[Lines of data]
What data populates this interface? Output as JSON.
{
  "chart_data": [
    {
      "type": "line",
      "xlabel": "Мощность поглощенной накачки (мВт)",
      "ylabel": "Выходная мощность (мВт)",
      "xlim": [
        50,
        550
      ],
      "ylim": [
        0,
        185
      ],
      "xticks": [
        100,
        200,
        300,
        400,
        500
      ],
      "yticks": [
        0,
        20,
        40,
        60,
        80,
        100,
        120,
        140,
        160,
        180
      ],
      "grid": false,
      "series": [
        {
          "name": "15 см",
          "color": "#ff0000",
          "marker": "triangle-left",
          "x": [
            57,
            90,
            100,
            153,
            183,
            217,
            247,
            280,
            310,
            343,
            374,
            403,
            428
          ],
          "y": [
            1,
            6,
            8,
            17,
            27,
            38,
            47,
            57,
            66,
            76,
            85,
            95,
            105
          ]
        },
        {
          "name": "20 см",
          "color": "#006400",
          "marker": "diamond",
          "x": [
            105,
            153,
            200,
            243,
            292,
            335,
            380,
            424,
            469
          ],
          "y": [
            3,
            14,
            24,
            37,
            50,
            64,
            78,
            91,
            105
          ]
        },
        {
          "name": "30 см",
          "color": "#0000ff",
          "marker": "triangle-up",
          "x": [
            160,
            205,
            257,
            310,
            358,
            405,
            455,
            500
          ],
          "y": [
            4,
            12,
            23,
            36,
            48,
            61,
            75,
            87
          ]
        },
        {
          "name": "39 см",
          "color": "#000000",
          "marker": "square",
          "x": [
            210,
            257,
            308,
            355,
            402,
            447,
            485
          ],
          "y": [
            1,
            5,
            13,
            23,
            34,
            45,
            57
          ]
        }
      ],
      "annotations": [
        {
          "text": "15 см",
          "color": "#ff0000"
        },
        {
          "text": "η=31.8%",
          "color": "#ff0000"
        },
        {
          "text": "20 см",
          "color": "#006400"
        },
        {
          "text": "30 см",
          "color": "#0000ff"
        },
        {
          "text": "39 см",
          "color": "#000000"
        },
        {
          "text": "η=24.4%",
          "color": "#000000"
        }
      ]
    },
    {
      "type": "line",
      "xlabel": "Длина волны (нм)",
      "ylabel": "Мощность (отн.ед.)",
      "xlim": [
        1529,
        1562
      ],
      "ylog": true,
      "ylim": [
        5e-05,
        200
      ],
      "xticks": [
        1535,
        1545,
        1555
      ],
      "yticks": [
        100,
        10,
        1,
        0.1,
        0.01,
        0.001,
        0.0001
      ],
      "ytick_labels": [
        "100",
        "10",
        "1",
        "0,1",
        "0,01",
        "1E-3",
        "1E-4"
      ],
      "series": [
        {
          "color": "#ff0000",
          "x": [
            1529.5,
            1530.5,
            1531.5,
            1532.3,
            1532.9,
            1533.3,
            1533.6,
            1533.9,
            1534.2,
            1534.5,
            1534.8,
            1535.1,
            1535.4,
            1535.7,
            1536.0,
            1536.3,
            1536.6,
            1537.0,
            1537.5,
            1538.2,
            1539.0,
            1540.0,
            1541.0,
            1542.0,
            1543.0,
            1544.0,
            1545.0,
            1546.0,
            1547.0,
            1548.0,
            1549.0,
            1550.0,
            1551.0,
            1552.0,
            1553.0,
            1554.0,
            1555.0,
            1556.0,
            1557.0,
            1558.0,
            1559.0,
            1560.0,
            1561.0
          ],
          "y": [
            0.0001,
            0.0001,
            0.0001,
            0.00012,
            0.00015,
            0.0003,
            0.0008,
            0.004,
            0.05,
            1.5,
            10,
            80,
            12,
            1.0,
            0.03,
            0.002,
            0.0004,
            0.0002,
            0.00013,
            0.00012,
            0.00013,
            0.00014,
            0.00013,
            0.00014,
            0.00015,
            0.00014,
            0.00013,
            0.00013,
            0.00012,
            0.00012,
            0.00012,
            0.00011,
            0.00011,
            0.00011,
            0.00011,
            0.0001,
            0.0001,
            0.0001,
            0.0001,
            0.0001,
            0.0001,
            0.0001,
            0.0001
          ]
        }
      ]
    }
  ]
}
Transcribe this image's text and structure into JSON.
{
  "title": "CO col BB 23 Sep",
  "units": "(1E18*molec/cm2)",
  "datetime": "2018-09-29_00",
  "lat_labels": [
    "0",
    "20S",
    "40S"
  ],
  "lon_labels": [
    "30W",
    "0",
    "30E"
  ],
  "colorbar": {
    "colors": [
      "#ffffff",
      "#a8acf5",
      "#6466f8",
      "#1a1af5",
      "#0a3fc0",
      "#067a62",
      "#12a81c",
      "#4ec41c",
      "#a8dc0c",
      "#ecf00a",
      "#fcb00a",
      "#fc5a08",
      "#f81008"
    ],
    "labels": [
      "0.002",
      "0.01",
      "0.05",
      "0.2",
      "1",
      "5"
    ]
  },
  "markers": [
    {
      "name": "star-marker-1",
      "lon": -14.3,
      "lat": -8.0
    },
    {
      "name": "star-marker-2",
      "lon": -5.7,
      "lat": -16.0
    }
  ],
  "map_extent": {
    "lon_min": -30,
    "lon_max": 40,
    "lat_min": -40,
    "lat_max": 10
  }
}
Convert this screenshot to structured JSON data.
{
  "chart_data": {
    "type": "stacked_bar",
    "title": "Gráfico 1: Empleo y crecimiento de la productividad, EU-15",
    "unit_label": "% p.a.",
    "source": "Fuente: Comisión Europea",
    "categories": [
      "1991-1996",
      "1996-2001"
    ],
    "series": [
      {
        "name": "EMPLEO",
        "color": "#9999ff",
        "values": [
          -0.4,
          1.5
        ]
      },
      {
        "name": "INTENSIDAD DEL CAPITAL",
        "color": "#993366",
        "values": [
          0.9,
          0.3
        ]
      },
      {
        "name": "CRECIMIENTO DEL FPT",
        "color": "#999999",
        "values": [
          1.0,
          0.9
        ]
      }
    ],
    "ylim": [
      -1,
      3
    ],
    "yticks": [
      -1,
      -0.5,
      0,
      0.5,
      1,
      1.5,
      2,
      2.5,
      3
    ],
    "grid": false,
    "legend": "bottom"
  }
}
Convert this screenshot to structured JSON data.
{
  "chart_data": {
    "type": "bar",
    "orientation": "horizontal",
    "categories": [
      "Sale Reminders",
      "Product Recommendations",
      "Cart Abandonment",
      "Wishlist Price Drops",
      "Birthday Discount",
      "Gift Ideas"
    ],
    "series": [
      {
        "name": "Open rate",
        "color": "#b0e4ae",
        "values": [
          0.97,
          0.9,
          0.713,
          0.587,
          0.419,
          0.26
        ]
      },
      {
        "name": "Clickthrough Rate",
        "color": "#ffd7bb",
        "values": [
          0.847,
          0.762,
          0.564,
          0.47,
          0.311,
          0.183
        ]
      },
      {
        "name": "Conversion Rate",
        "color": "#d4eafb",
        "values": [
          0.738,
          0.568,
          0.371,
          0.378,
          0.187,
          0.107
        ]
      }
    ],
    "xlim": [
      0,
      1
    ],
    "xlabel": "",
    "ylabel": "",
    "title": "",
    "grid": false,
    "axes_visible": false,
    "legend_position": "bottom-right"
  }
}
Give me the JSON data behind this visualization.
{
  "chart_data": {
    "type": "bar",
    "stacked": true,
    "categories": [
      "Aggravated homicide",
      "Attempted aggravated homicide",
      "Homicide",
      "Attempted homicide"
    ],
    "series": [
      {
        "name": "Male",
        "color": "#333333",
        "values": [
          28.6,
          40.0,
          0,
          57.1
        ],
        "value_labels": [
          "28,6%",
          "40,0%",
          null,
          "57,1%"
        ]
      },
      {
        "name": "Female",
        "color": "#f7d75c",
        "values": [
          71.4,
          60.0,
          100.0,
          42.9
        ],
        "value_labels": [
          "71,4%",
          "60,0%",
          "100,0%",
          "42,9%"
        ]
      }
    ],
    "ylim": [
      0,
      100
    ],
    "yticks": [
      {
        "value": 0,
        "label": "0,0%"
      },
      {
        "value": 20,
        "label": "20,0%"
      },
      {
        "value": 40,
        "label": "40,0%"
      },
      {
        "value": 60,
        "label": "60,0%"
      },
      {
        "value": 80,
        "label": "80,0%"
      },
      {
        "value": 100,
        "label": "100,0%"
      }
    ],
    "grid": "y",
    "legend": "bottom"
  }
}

Task:
What number of lines in the records contain the word "triangle"? Answer with that number alone.

Full output:
2